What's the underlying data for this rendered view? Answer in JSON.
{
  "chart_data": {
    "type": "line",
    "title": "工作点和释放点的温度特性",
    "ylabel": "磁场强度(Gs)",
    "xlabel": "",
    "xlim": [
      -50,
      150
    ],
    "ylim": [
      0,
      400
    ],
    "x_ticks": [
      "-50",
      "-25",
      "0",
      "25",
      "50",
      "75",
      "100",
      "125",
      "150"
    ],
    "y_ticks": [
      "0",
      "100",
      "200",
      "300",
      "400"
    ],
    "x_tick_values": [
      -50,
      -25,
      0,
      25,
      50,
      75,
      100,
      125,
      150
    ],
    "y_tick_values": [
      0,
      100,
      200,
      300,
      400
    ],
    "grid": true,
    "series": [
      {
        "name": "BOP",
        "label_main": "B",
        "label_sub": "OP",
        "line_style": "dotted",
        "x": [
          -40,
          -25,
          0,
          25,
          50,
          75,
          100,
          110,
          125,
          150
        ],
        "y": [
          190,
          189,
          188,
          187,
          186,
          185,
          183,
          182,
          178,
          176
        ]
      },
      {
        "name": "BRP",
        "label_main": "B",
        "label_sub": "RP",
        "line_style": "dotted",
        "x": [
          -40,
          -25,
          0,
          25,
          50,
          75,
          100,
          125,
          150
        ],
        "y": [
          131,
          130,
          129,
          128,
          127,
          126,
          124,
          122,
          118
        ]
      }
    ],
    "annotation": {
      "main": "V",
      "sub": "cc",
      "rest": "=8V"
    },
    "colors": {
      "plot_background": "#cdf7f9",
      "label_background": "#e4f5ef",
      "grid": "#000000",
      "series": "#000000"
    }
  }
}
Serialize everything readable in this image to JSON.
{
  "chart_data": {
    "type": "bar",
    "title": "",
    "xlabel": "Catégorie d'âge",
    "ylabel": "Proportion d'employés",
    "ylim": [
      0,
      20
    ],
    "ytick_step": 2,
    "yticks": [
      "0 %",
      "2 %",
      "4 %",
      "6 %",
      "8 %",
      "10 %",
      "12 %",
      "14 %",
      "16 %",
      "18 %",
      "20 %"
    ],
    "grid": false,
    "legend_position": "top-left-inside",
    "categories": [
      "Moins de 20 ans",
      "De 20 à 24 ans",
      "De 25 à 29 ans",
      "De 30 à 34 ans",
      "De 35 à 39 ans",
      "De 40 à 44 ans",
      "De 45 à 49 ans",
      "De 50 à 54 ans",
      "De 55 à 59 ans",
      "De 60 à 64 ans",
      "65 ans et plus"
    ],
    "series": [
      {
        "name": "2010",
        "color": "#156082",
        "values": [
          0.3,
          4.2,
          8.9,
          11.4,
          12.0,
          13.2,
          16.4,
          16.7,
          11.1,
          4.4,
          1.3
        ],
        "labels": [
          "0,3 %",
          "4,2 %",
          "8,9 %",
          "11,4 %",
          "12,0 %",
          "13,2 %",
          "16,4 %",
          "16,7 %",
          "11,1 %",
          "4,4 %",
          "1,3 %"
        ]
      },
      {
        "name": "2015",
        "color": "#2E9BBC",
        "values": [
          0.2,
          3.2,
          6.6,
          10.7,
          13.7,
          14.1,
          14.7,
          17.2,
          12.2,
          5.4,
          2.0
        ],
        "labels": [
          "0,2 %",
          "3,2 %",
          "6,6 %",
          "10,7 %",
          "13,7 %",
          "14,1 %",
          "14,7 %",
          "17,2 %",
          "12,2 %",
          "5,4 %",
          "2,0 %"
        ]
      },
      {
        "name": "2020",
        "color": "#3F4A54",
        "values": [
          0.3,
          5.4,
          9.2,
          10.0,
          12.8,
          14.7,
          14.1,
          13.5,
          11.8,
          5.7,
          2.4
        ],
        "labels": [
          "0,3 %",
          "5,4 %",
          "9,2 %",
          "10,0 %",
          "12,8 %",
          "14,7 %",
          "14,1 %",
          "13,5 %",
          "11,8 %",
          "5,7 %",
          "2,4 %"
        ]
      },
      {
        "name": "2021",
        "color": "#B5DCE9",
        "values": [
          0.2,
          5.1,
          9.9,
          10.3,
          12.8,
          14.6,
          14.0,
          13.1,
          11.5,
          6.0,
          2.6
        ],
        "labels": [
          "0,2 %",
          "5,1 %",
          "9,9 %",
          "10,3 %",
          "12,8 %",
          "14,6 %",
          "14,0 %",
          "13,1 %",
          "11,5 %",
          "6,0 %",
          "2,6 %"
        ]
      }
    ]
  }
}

_____

Objective - Your task is to transcribe the listing above in full, exactly as given.

Response -
What's the underlying data for this rendered view? Answer in JSON.
{
  "chart_data": {
    "type": "line",
    "title": "工作点和释放点的温度特性",
    "ylabel": "磁场强度(Gs)",
    "xlabel": "",
    "xlim": [
      -50,
      150
    ],
    "ylim": [
      0,
      400
    ],
    "x_ticks": [
      "-50",
      "-25",
      "0",
      "25",
      "50",
      "75",
      "100",
      "125",
      "150"
    ],
    "y_ticks": [
      "0",
      "100",
      "200",
      "300",
      "400"
    ],
    "x_tick_values": [
      -50,
      -25,
      0,
      25,
      50,
      75,
      100,
      125,
      150
    ],
    "y_tick_values": [
      0,
      100,
      200,
      300,
      400
    ],
    "grid": true,
    "series": [
      {
        "name": "BOP",
        "label_main": "B",
        "label_sub": "OP",
        "line_style": "dotted",
        "x": [
          -40,
          -25,
          0,
          25,
          50,
          75,
          100,
          110,
          125,
          150
        ],
        "y": [
          190,
          189,
          188,
          187,
          186,
          185,
          183,
          182,
          178,
          176
        ]
      },
      {
        "name": "BRP",
        "label_main": "B",
        "label_sub": "RP",
        "line_style": "dotted",
        "x": [
          -40,
          -25,
          0,
          25,
          50,
          75,
          100,
          125,
          150
        ],
        "y": [
          131,
          130,
          129,
          128,
          127,
          126,
          124,
          122,
          118
        ]
      }
    ],
    "annotation": {
      "main": "V",
      "sub": "cc",
      "rest": "=8V"
    },
    "colors": {
      "plot_background": "#cdf7f9",
      "label_background": "#e4f5ef",
      "grid": "#000000",
      "series": "#000000"
    }
  }
}
Serialize everything readable in this image to JSON.
{
  "chart_data": {
    "type": "bar",
    "title": "",
    "xlabel": "Catégorie d'âge",
    "ylabel": "Proportion d'employés",
    "ylim": [
      0,
      20
    ],
    "ytick_step": 2,
    "yticks": [
      "0 %",
      "2 %",
      "4 %",
      "6 %",
      "8 %",
      "10 %",
      "12 %",
      "14 %",
      "16 %",
      "18 %",
      "20 %"
    ],
    "grid": false,
    "legend_position": "top-left-inside",
    "categories": [
      "Moins de 20 ans",
      "De 20 à 24 ans",
      "De 25 à 29 ans",
      "De 30 à 34 ans",
      "De 35 à 39 ans",
      "De 40 à 44 ans",
      "De 45 à 49 ans",
      "De 50 à 54 ans",
      "De 55 à 59 ans",
      "De 60 à 64 ans",
      "65 ans et plus"
    ],
    "series": [
      {
        "name": "2010",
        "color": "#156082",
        "values": [
          0.3,
          4.2,
          8.9,
          11.4,
          12.0,
          13.2,
          16.4,
          16.7,
          11.1,
          4.4,
          1.3
        ],
        "labels": [
          "0,3 %",
          "4,2 %",
          "8,9 %",
          "11,4 %",
          "12,0 %",
          "13,2 %",
          "16,4 %",
          "16,7 %",
          "11,1 %",
          "4,4 %",
          "1,3 %"
        ]
      },
      {
        "name": "2015",
        "color": "#2E9BBC",
        "values": [
          0.2,
          3.2,
          6.6,
          10.7,
          13.7,
          14.1,
          14.7,
          17.2,
          12.2,
          5.4,
          2.0
        ],
        "labels": [
          "0,2 %",
          "3,2 %",
          "6,6 %",
          "10,7 %",
          "13,7 %",
          "14,1 %",
          "14,7 %",
          "17,2 %",
          "12,2 %",
          "5,4 %",
          "2,0 %"
        ]
      },
      {
        "name": "2020",
        "color": "#3F4A54",
        "values": [
          0.3,
          5.4,
          9.2,
          10.0,
          12.8,
          14.7,
          14.1,
          13.5,
          11.8,
          5.7,
          2.4
        ],
        "labels": [
          "0,3 %",
          "5,4 %",
          "9,2 %",
          "10,0 %",
          "12,8 %",
          "14,7 %",
          "14,1 %",
          "13,5 %",
          "11,8 %",
          "5,7 %",
          "2,4 %"
        ]
      },
      {
        "name": "2021",
        "color": "#B5DCE9",
        "values": [
          0.2,
          5.1,
          9.9,
          10.3,
          12.8,
          14.6,
          14.0,
          13.1,
          11.5,
          6.0,
          2.6
        ],
        "labels": [
          "0,2 %",
          "5,1 %",
          "9,9 %",
          "10,3 %",
          "12,8 %",
          "14,6 %",
          "14,0 %",
          "13,1 %",
          "11,5 %",
          "6,0 %",
          "2,6 %"
        ]
      }
    ]
  }
}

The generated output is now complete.